What you should do:
Return only the number of lines that hold "text".

Data for this exercise:
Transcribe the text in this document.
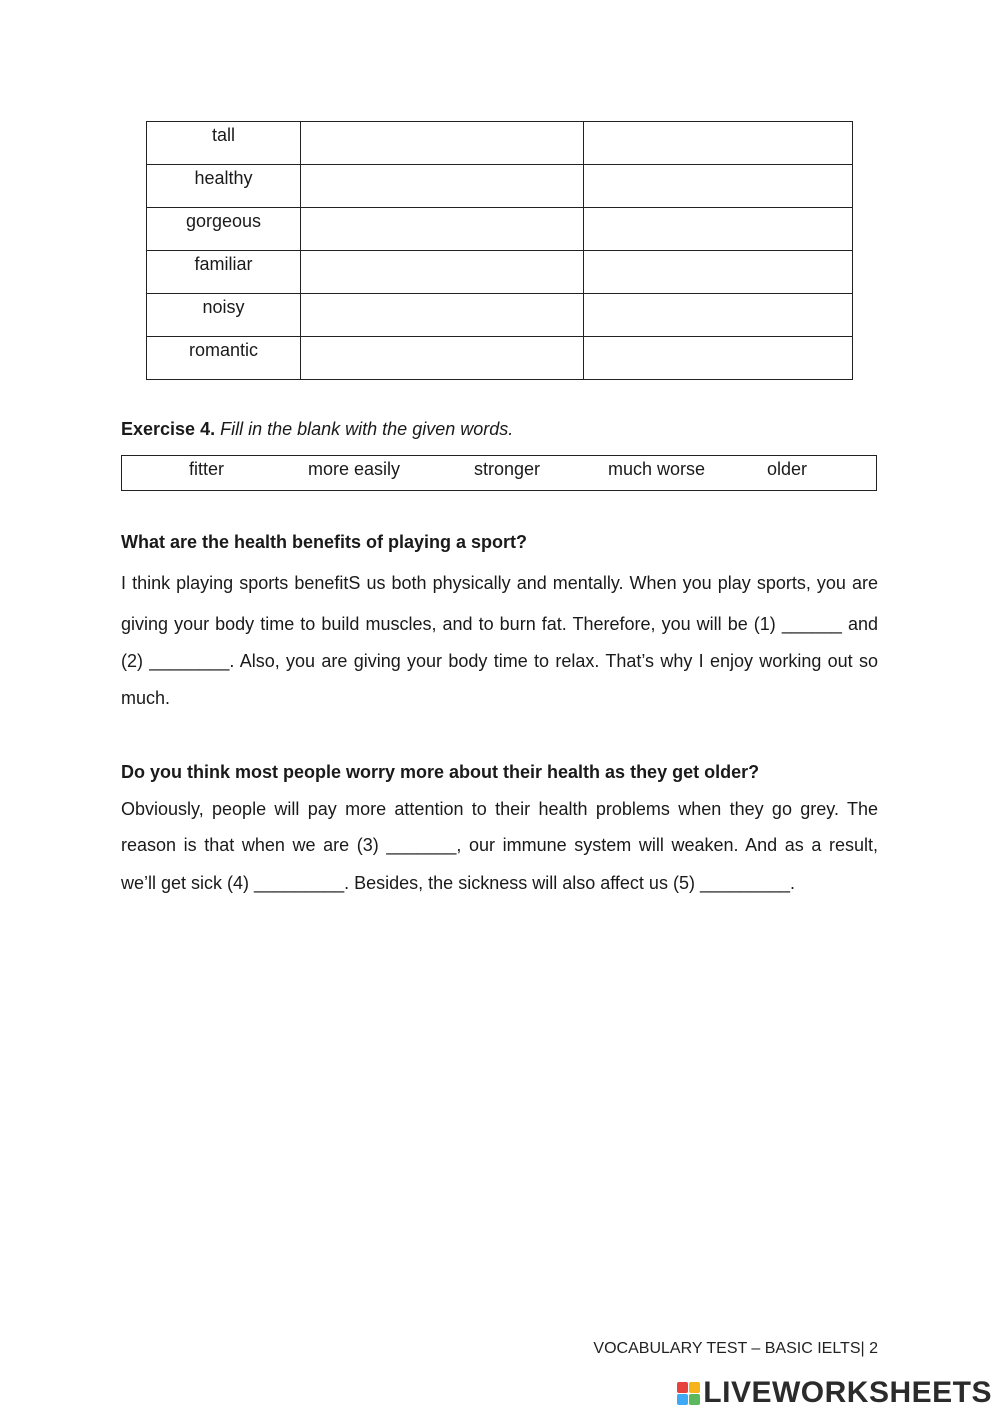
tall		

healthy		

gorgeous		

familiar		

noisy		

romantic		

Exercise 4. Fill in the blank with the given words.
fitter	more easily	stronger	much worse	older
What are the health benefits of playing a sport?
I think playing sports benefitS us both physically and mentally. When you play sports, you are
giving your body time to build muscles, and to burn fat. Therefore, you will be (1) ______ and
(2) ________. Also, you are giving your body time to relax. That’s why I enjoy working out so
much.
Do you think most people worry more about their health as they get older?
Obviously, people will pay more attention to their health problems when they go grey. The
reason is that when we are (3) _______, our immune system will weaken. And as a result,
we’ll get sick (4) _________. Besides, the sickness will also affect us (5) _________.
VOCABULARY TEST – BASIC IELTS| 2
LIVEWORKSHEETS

* * *

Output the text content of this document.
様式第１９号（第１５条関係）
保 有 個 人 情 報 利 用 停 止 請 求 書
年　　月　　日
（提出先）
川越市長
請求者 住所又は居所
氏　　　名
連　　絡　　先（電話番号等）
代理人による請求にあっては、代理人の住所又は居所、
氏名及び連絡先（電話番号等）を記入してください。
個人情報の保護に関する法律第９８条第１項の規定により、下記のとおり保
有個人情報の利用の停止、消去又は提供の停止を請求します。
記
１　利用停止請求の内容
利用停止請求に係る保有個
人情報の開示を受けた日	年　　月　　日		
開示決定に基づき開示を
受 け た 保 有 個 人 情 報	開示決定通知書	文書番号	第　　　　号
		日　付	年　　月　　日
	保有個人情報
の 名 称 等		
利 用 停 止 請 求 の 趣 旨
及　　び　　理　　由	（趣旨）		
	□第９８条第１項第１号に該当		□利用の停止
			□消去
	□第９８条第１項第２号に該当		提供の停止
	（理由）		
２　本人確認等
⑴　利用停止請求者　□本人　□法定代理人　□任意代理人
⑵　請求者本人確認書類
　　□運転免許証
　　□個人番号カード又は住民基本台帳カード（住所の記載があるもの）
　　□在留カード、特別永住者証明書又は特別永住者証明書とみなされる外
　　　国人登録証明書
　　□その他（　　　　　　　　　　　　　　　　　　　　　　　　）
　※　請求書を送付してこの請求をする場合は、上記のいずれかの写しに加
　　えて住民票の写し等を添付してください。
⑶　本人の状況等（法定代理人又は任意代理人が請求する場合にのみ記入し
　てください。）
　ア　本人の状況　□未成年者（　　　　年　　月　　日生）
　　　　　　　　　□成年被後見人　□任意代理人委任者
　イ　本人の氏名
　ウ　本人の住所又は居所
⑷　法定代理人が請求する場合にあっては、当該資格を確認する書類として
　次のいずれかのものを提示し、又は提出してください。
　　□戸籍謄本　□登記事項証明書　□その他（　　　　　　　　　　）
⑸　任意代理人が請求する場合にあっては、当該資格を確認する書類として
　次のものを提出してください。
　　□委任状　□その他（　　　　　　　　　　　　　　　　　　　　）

Correct output:
2